WORK TO BE COMPLETED:
Quote every entry word for word.

DATASET CONTENT:
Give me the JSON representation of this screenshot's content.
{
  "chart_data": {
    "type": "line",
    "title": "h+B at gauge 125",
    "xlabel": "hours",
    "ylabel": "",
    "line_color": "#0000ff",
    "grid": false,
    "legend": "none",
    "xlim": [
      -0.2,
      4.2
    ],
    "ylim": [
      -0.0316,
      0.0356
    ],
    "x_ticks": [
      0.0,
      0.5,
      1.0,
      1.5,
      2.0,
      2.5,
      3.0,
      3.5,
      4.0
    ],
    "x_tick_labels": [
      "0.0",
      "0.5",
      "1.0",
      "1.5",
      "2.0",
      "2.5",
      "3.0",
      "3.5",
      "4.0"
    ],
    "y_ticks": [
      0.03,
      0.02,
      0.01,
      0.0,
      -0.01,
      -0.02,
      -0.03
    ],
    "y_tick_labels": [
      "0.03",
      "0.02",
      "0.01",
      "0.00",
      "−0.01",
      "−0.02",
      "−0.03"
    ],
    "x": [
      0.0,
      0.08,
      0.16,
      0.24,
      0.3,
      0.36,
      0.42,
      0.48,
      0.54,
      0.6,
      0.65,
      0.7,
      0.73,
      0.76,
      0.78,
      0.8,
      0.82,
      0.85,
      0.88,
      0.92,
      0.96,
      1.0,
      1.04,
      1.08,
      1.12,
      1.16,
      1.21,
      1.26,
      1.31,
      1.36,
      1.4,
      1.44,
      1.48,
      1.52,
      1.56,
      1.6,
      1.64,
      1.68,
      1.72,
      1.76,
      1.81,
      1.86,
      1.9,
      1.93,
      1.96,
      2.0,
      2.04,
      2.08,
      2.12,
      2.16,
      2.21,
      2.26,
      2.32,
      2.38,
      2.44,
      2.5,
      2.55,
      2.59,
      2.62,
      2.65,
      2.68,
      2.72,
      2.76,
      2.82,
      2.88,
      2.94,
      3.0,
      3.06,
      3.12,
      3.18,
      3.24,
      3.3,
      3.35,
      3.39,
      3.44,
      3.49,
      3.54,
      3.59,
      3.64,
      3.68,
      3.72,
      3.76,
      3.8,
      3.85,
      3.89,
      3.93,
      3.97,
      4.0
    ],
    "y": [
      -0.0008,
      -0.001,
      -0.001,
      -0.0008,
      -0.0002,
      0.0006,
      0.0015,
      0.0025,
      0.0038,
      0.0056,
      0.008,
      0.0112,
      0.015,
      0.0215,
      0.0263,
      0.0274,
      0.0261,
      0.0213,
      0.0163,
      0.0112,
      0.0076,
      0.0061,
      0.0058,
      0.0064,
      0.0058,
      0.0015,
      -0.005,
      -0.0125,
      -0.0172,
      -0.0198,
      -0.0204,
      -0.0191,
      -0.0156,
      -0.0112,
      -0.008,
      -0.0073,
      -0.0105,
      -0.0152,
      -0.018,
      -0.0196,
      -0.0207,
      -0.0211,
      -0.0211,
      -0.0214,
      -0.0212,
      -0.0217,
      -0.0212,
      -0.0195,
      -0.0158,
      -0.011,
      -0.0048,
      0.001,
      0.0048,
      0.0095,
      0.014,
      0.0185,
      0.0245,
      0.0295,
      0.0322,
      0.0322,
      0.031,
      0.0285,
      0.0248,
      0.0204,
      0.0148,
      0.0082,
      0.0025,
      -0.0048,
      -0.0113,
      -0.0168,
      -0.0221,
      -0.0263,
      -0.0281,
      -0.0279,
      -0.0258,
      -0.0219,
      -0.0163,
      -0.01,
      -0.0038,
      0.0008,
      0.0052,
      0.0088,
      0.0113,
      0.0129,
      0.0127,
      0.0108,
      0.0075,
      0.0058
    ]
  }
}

WORKED ANSWER:
Give me the JSON representation of this screenshot's content.
{
  "chart_data": {
    "type": "line",
    "title": "h+B at gauge 125",
    "xlabel": "hours",
    "ylabel": "",
    "line_color": "#0000ff",
    "grid": false,
    "legend": "none",
    "xlim": [
      -0.2,
      4.2
    ],
    "ylim": [
      -0.0316,
      0.0356
    ],
    "x_ticks": [
      0.0,
      0.5,
      1.0,
      1.5,
      2.0,
      2.5,
      3.0,
      3.5,
      4.0
    ],
    "x_tick_labels": [
      "0.0",
      "0.5",
      "1.0",
      "1.5",
      "2.0",
      "2.5",
      "3.0",
      "3.5",
      "4.0"
    ],
    "y_ticks": [
      0.03,
      0.02,
      0.01,
      0.0,
      -0.01,
      -0.02,
      -0.03
    ],
    "y_tick_labels": [
      "0.03",
      "0.02",
      "0.01",
      "0.00",
      "−0.01",
      "−0.02",
      "−0.03"
    ],
    "x": [
      0.0,
      0.08,
      0.16,
      0.24,
      0.3,
      0.36,
      0.42,
      0.48,
      0.54,
      0.6,
      0.65,
      0.7,
      0.73,
      0.76,
      0.78,
      0.8,
      0.82,
      0.85,
      0.88,
      0.92,
      0.96,
      1.0,
      1.04,
      1.08,
      1.12,
      1.16,
      1.21,
      1.26,
      1.31,
      1.36,
      1.4,
      1.44,
      1.48,
      1.52,
      1.56,
      1.6,
      1.64,
      1.68,
      1.72,
      1.76,
      1.81,
      1.86,
      1.9,
      1.93,
      1.96,
      2.0,
      2.04,
      2.08,
      2.12,
      2.16,
      2.21,
      2.26,
      2.32,
      2.38,
      2.44,
      2.5,
      2.55,
      2.59,
      2.62,
      2.65,
      2.68,
      2.72,
      2.76,
      2.82,
      2.88,
      2.94,
      3.0,
      3.06,
      3.12,
      3.18,
      3.24,
      3.3,
      3.35,
      3.39,
      3.44,
      3.49,
      3.54,
      3.59,
      3.64,
      3.68,
      3.72,
      3.76,
      3.8,
      3.85,
      3.89,
      3.93,
      3.97,
      4.0
    ],
    "y": [
      -0.0008,
      -0.001,
      -0.001,
      -0.0008,
      -0.0002,
      0.0006,
      0.0015,
      0.0025,
      0.0038,
      0.0056,
      0.008,
      0.0112,
      0.015,
      0.0215,
      0.0263,
      0.0274,
      0.0261,
      0.0213,
      0.0163,
      0.0112,
      0.0076,
      0.0061,
      0.0058,
      0.0064,
      0.0058,
      0.0015,
      -0.005,
      -0.0125,
      -0.0172,
      -0.0198,
      -0.0204,
      -0.0191,
      -0.0156,
      -0.0112,
      -0.008,
      -0.0073,
      -0.0105,
      -0.0152,
      -0.018,
      -0.0196,
      -0.0207,
      -0.0211,
      -0.0211,
      -0.0214,
      -0.0212,
      -0.0217,
      -0.0212,
      -0.0195,
      -0.0158,
      -0.011,
      -0.0048,
      0.001,
      0.0048,
      0.0095,
      0.014,
      0.0185,
      0.0245,
      0.0295,
      0.0322,
      0.0322,
      0.031,
      0.0285,
      0.0248,
      0.0204,
      0.0148,
      0.0082,
      0.0025,
      -0.0048,
      -0.0113,
      -0.0168,
      -0.0221,
      -0.0263,
      -0.0281,
      -0.0279,
      -0.0258,
      -0.0219,
      -0.0163,
      -0.01,
      -0.0038,
      0.0008,
      0.0052,
      0.0088,
      0.0113,
      0.0129,
      0.0127,
      0.0108,
      0.0075,
      0.0058
    ]
  }
}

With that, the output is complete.